TASK REQUIREMENTS
Gather all lines with the word "JSON" in them.

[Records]
-- -- --
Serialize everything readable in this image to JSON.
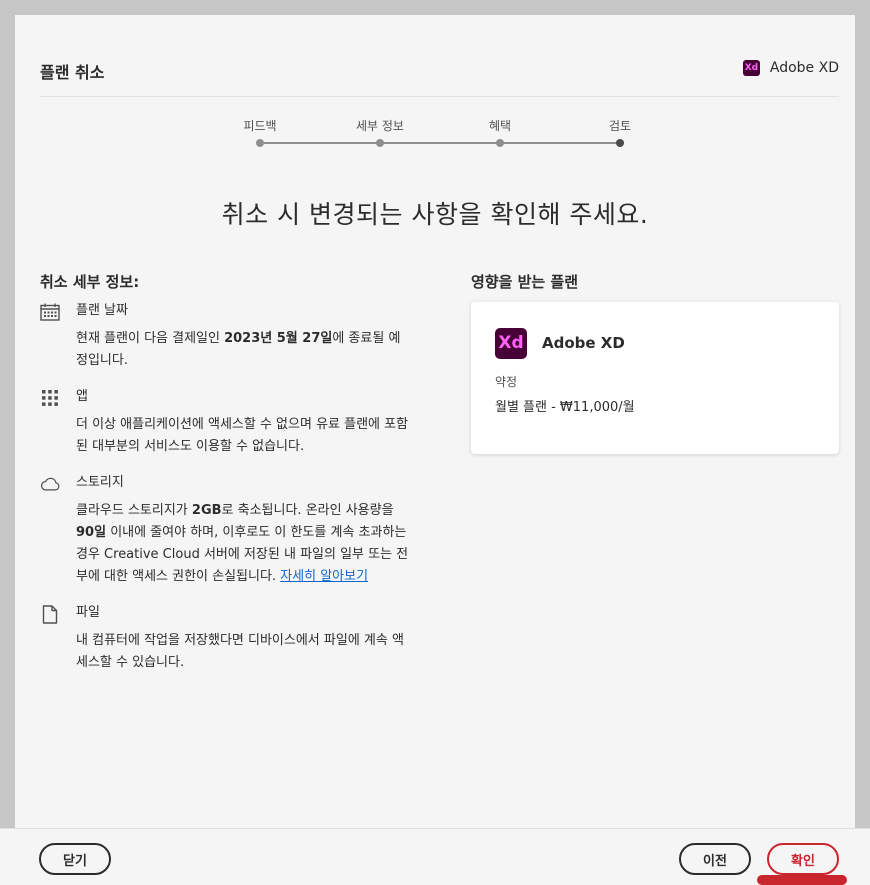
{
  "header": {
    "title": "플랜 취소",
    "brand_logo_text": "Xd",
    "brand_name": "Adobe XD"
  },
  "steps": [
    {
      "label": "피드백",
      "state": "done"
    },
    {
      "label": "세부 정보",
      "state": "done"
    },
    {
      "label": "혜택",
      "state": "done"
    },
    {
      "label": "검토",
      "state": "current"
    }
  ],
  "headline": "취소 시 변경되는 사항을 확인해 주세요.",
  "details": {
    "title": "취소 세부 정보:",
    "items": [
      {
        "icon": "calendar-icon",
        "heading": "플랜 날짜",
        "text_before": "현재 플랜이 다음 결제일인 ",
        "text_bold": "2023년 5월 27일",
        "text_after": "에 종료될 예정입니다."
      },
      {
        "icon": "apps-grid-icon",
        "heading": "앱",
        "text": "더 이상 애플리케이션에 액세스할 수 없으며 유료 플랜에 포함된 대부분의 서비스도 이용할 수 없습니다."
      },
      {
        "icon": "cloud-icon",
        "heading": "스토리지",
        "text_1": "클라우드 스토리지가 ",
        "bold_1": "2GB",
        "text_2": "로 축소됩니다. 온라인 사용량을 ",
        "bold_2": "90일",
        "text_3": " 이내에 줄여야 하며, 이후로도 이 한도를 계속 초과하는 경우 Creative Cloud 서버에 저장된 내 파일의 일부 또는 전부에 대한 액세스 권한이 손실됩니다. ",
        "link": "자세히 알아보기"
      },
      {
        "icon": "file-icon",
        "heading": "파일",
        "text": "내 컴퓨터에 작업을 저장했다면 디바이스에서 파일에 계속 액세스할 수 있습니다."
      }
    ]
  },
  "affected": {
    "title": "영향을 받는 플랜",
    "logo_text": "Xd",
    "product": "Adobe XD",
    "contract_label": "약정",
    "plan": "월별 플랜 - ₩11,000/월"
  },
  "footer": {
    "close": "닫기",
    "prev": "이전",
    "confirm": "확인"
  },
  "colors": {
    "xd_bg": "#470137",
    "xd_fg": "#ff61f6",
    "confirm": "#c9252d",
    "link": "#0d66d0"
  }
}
-- -- --
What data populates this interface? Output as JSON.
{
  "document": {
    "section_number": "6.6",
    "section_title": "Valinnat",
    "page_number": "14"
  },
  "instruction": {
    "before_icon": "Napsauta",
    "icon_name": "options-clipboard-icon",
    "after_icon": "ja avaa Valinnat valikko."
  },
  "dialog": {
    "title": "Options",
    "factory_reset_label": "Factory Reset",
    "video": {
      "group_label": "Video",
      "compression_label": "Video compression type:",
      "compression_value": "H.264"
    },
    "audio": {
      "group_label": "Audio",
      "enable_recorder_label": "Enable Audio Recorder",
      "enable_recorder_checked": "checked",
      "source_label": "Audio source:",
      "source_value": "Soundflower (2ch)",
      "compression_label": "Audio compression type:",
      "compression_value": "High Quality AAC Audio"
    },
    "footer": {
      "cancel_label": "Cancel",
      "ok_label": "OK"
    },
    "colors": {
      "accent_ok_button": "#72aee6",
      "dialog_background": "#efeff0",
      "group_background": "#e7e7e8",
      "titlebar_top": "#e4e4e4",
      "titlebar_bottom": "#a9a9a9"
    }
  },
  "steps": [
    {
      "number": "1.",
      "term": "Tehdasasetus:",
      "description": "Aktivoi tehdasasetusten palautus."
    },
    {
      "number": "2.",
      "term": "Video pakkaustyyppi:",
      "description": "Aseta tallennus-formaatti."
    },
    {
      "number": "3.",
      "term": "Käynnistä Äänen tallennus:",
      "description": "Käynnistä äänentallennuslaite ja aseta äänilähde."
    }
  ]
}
-- -- --
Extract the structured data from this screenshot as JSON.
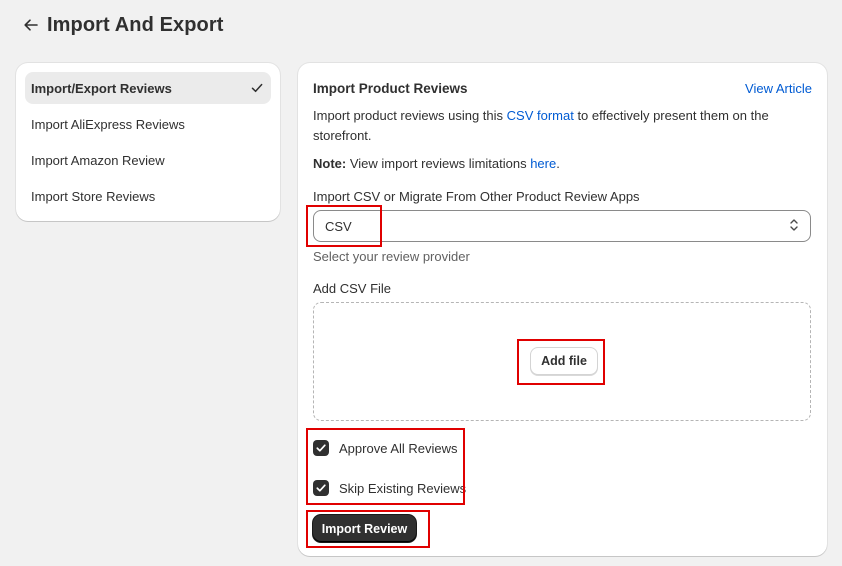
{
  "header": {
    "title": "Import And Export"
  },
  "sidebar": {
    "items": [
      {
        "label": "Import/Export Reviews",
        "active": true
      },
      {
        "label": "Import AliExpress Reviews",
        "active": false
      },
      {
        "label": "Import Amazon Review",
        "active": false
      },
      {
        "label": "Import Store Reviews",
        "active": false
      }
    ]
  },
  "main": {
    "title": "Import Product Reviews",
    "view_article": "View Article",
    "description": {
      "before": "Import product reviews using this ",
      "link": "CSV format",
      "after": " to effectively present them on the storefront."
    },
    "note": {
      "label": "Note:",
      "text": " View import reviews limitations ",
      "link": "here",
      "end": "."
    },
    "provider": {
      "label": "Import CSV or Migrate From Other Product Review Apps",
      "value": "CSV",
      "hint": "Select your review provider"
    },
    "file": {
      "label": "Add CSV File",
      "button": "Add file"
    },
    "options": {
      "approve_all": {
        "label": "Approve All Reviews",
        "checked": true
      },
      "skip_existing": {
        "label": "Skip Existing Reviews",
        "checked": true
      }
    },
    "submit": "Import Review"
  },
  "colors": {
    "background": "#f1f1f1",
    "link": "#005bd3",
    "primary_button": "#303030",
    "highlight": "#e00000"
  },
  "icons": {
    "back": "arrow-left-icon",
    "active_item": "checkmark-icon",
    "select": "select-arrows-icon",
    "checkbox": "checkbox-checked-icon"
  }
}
-- -- --
ANSWER TO THE PROBLEM
Serialize everything readable in this image to JSON.
What data populates this interface? Output as JSON.
Extract the structured data from this screenshot as JSON.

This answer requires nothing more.